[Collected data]
-- Begin --

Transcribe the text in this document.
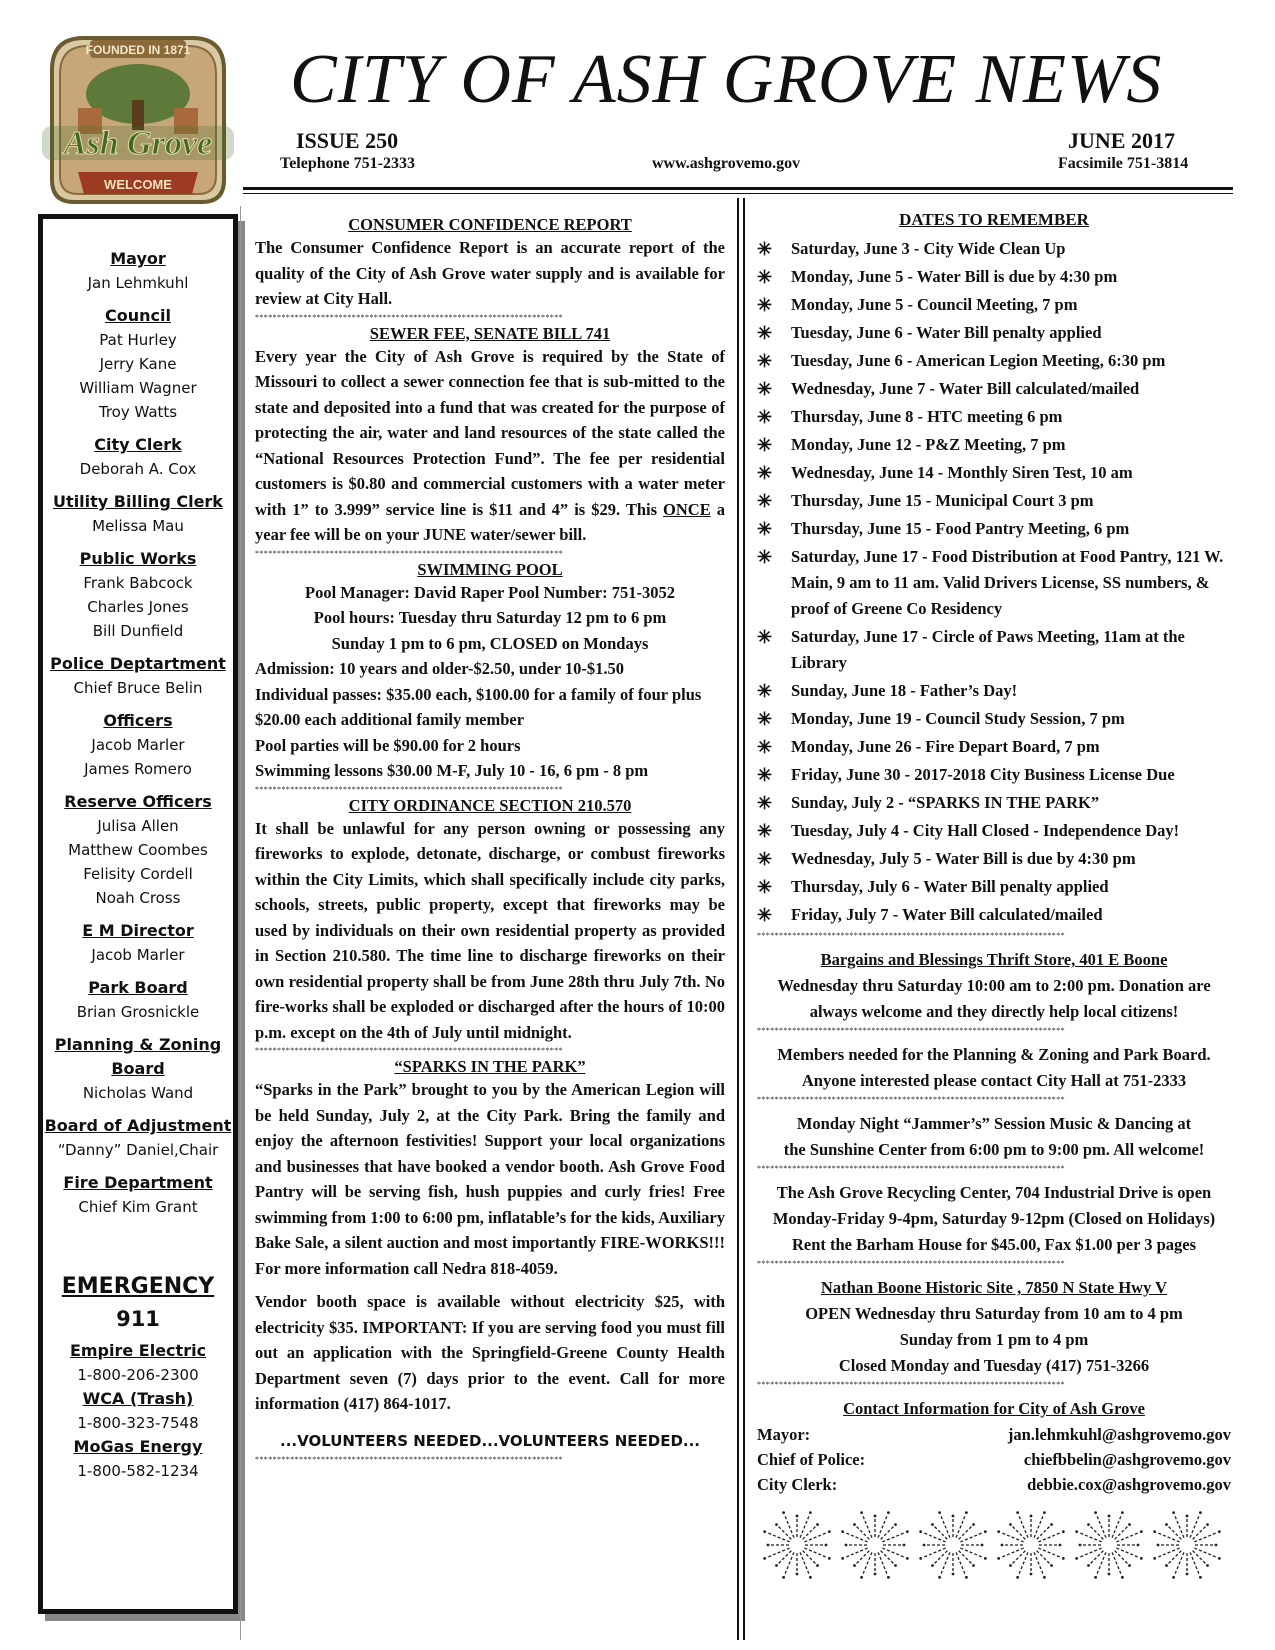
FOUNDED IN 1871
Ash Grove
WELCOME
CITY OF ASH GROVE NEWS
ISSUE 250	JUNE 2017
Telephone 751-2333	www.ashgrovemo.gov	Facsimile 751-3814
Mayor
Jan Lehmkuhl
Council
Pat Hurley
Jerry Kane
William Wagner
Troy Watts
City Clerk
Deborah A. Cox
Utility Billing Clerk
Melissa Mau
Public Works
Frank Babcock
Charles Jones
Bill Dunfield
Police Deptartment
Chief Bruce Belin
Officers
Jacob Marler
James Romero
Reserve Officers
Julisa Allen
Matthew Coombes
Felisity Cordell
Noah Cross
E M Director
Jacob Marler
Park Board
Brian Grosnickle
Planning & Zoning Board
Nicholas Wand
Board of Adjustment
“Danny” Daniel,Chair
Fire Department
Chief Kim Grant
EMERGENCY
911
Empire Electric
1-800-206-2300
WCA (Trash)
1-800-323-7548
MoGas Energy
1-800-582-1234
CONSUMER CONFIDENCE REPORT
The Consumer Confidence Report is an accurate report of the quality of the City of Ash Grove water supply and is available for review at City Hall.
**********************************************************************
SEWER FEE, SENATE BILL 741
Every year the City of Ash Grove is required by the State of Missouri to collect a sewer connection fee that is sub-mitted to the state and deposited into a fund that was created for the purpose of protecting the air, water and land resources of the state called the “National Resources Protection Fund”. The fee per residential customers is $0.80 and commercial customers with a water meter with 1” to 3.999” service line is $11 and 4” is $29. This ONCE a year fee will be on your JUNE water/sewer bill.
**********************************************************************
SWIMMING POOL
Pool Manager: David Raper Pool Number: 751-3052
Pool hours: Tuesday thru Saturday 12 pm to 6 pm
Sunday 1 pm to 6 pm, CLOSED on Mondays
Admission: 10 years and older-$2.50, under 10-$1.50
Individual passes: $35.00 each, $100.00 for a family of four plus $20.00 each additional family member
Pool parties will be $90.00 for 2 hours
Swimming lessons $30.00 M-F, July 10 - 16, 6 pm - 8 pm
**********************************************************************
CITY ORDINANCE SECTION 210.570
It shall be unlawful for any person owning or possessing any fireworks to explode, detonate, discharge, or combust fireworks within the City Limits, which shall specifically include city parks, schools, streets, public property, except that fireworks may be used by individuals on their own residential property as provided in Section 210.580. The time line to discharge fireworks on their own residential property shall be from June 28th thru July 7th. No fire-works shall be exploded or discharged after the hours of 10:00 p.m. except on the 4th of July until midnight.
**********************************************************************
“SPARKS IN THE PARK”
“Sparks in the Park” brought to you by the American Legion will be held Sunday, July 2, at the City Park. Bring the family and enjoy the afternoon festivities! Support your local organizations and businesses that have booked a vendor booth. Ash Grove Food Pantry will be serving fish, hush puppies and curly fries! Free swimming from 1:00 to 6:00 pm, inflatable’s for the kids, Auxiliary Bake Sale, a silent auction and most importantly FIRE-WORKS!!! For more information call Nedra 818-4059.
Vendor booth space is available without electricity $25, with electricity $35. IMPORTANT: If you are serving food you must fill out an application with the Springfield-Greene County Health Department seven (7) days prior to the event. Call for more information (417) 864-1017.
...VOLUNTEERS NEEDED...VOLUNTEERS NEEDED...
**********************************************************************
DATES TO REMEMBER
✳	Saturday, June 3 - City Wide Clean Up
✳	Monday, June 5 - Water Bill is due by 4:30 pm
✳	Monday, June 5 - Council Meeting, 7 pm
✳	Tuesday, June 6 - Water Bill penalty applied
✳	Tuesday, June 6 - American Legion Meeting, 6:30 pm
✳	Wednesday, June 7 - Water Bill calculated/mailed
✳	Thursday, June 8 - HTC meeting 6 pm
✳	Monday, June 12 - P&Z Meeting, 7 pm
✳	Wednesday, June 14 - Monthly Siren Test, 10 am
✳	Thursday, June 15 - Municipal Court 3 pm
✳	Thursday, June 15 - Food Pantry Meeting, 6 pm
✳	Saturday, June 17 - Food Distribution at Food Pantry, 121 W. Main, 9 am to 11 am. Valid Drivers License, SS numbers, & proof of Greene Co Residency
✳	Saturday, June 17 - Circle of Paws Meeting, 11am at the Library
✳	Sunday, June 18 - Father’s Day!
✳	Monday, June 19 - Council Study Session, 7 pm
✳	Monday, June 26 - Fire Depart Board, 7 pm
✳	Friday, June 30 - 2017-2018 City Business License Due
✳	Sunday, July 2 - “SPARKS IN THE PARK”
✳	Tuesday, July 4 - City Hall Closed - Independence Day!
✳	Wednesday, July 5 - Water Bill is due by 4:30 pm
✳	Thursday, July 6 - Water Bill penalty applied
✳	Friday, July 7 - Water Bill calculated/mailed
**********************************************************************
Bargains and Blessings Thrift Store, 401 E Boone
Wednesday thru Saturday 10:00 am to 2:00 pm. Donation are always welcome and they directly help local citizens!
**********************************************************************
Members needed for the Planning & Zoning and Park Board.
Anyone interested please contact City Hall at 751-2333
**********************************************************************
Monday Night “Jammer’s” Session Music & Dancing at
the Sunshine Center from 6:00 pm to 9:00 pm. All welcome!
**********************************************************************
The Ash Grove Recycling Center, 704 Industrial Drive is open
Monday-Friday 9-4pm, Saturday 9-12pm (Closed on Holidays)
Rent the Barham House for $45.00, Fax $1.00 per 3 pages
**********************************************************************
Nathan Boone Historic Site , 7850 N State Hwy V
OPEN Wednesday thru Saturday from 10 am to 4 pm
Sunday from 1 pm to 4 pm
Closed Monday and Tuesday (417) 751-3266
**********************************************************************
Contact Information for City of Ash Grove
Mayor:	jan.lehmkuhl@ashgrovemo.gov
Chief of Police:	chiefbbelin@ashgrovemo.gov
City Clerk:	debbie.cox@ashgrovemo.gov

-- End --

**What is required**
Copy the records above exactly, leaving out every picture.

**Result for this exercise**
Transcribe the text in this document.
FOUNDED IN 1871
Ash Grove
WELCOME
CITY OF ASH GROVE NEWS
ISSUE 250	JUNE 2017
Telephone 751-2333	www.ashgrovemo.gov	Facsimile 751-3814
Mayor
Jan Lehmkuhl
Council
Pat Hurley
Jerry Kane
William Wagner
Troy Watts
City Clerk
Deborah A. Cox
Utility Billing Clerk
Melissa Mau
Public Works
Frank Babcock
Charles Jones
Bill Dunfield
Police Deptartment
Chief Bruce Belin
Officers
Jacob Marler
James Romero
Reserve Officers
Julisa Allen
Matthew Coombes
Felisity Cordell
Noah Cross
E M Director
Jacob Marler
Park Board
Brian Grosnickle
Planning & Zoning Board
Nicholas Wand
Board of Adjustment
“Danny” Daniel,Chair
Fire Department
Chief Kim Grant
EMERGENCY
911
Empire Electric
1-800-206-2300
WCA (Trash)
1-800-323-7548
MoGas Energy
1-800-582-1234
CONSUMER CONFIDENCE REPORT
The Consumer Confidence Report is an accurate report of the quality of the City of Ash Grove water supply and is available for review at City Hall.
**********************************************************************
SEWER FEE, SENATE BILL 741
Every year the City of Ash Grove is required by the State of Missouri to collect a sewer connection fee that is sub-mitted to the state and deposited into a fund that was created for the purpose of protecting the air, water and land resources of the state called the “National Resources Protection Fund”. The fee per residential customers is $0.80 and commercial customers with a water meter with 1” to 3.999” service line is $11 and 4” is $29. This ONCE a year fee will be on your JUNE water/sewer bill.
**********************************************************************
SWIMMING POOL
Pool Manager: David Raper Pool Number: 751-3052
Pool hours: Tuesday thru Saturday 12 pm to 6 pm
Sunday 1 pm to 6 pm, CLOSED on Mondays
Admission: 10 years and older-$2.50, under 10-$1.50
Individual passes: $35.00 each, $100.00 for a family of four plus $20.00 each additional family member
Pool parties will be $90.00 for 2 hours
Swimming lessons $30.00 M-F, July 10 - 16, 6 pm - 8 pm
**********************************************************************
CITY ORDINANCE SECTION 210.570
It shall be unlawful for any person owning or possessing any fireworks to explode, detonate, discharge, or combust fireworks within the City Limits, which shall specifically include city parks, schools, streets, public property, except that fireworks may be used by individuals on their own residential property as provided in Section 210.580. The time line to discharge fireworks on their own residential property shall be from June 28th thru July 7th. No fire-works shall be exploded or discharged after the hours of 10:00 p.m. except on the 4th of July until midnight.
**********************************************************************
“SPARKS IN THE PARK”
“Sparks in the Park” brought to you by the American Legion will be held Sunday, July 2, at the City Park. Bring the family and enjoy the afternoon festivities! Support your local organizations and businesses that have booked a vendor booth. Ash Grove Food Pantry will be serving fish, hush puppies and curly fries! Free swimming from 1:00 to 6:00 pm, inflatable’s for the kids, Auxiliary Bake Sale, a silent auction and most importantly FIRE-WORKS!!! For more information call Nedra 818-4059.
Vendor booth space is available without electricity $25, with electricity $35. IMPORTANT: If you are serving food you must fill out an application with the Springfield-Greene County Health Department seven (7) days prior to the event. Call for more information (417) 864-1017.
...VOLUNTEERS NEEDED...VOLUNTEERS NEEDED...
**********************************************************************
DATES TO REMEMBER
✳	Saturday, June 3 - City Wide Clean Up
✳	Monday, June 5 - Water Bill is due by 4:30 pm
✳	Monday, June 5 - Council Meeting, 7 pm
✳	Tuesday, June 6 - Water Bill penalty applied
✳	Tuesday, June 6 - American Legion Meeting, 6:30 pm
✳	Wednesday, June 7 - Water Bill calculated/mailed
✳	Thursday, June 8 - HTC meeting 6 pm
✳	Monday, June 12 - P&Z Meeting, 7 pm
✳	Wednesday, June 14 - Monthly Siren Test, 10 am
✳	Thursday, June 15 - Municipal Court 3 pm
✳	Thursday, June 15 - Food Pantry Meeting, 6 pm
✳	Saturday, June 17 - Food Distribution at Food Pantry, 121 W. Main, 9 am to 11 am. Valid Drivers License, SS numbers, & proof of Greene Co Residency
✳	Saturday, June 17 - Circle of Paws Meeting, 11am at the Library
✳	Sunday, June 18 - Father’s Day!
✳	Monday, June 19 - Council Study Session, 7 pm
✳	Monday, June 26 - Fire Depart Board, 7 pm
✳	Friday, June 30 - 2017-2018 City Business License Due
✳	Sunday, July 2 - “SPARKS IN THE PARK”
✳	Tuesday, July 4 - City Hall Closed - Independence Day!
✳	Wednesday, July 5 - Water Bill is due by 4:30 pm
✳	Thursday, July 6 - Water Bill penalty applied
✳	Friday, July 7 - Water Bill calculated/mailed
**********************************************************************
Bargains and Blessings Thrift Store, 401 E Boone
Wednesday thru Saturday 10:00 am to 2:00 pm. Donation are always welcome and they directly help local citizens!
**********************************************************************
Members needed for the Planning & Zoning and Park Board.
Anyone interested please contact City Hall at 751-2333
**********************************************************************
Monday Night “Jammer’s” Session Music & Dancing at
the Sunshine Center from 6:00 pm to 9:00 pm. All welcome!
**********************************************************************
The Ash Grove Recycling Center, 704 Industrial Drive is open
Monday-Friday 9-4pm, Saturday 9-12pm (Closed on Holidays)
Rent the Barham House for $45.00, Fax $1.00 per 3 pages
**********************************************************************
Nathan Boone Historic Site , 7850 N State Hwy V
OPEN Wednesday thru Saturday from 10 am to 4 pm
Sunday from 1 pm to 4 pm
Closed Monday and Tuesday (417) 751-3266
**********************************************************************
Contact Information for City of Ash Grove
Mayor:	jan.lehmkuhl@ashgrovemo.gov
Chief of Police:	chiefbbelin@ashgrovemo.gov
City Clerk:	debbie.cox@ashgrovemo.gov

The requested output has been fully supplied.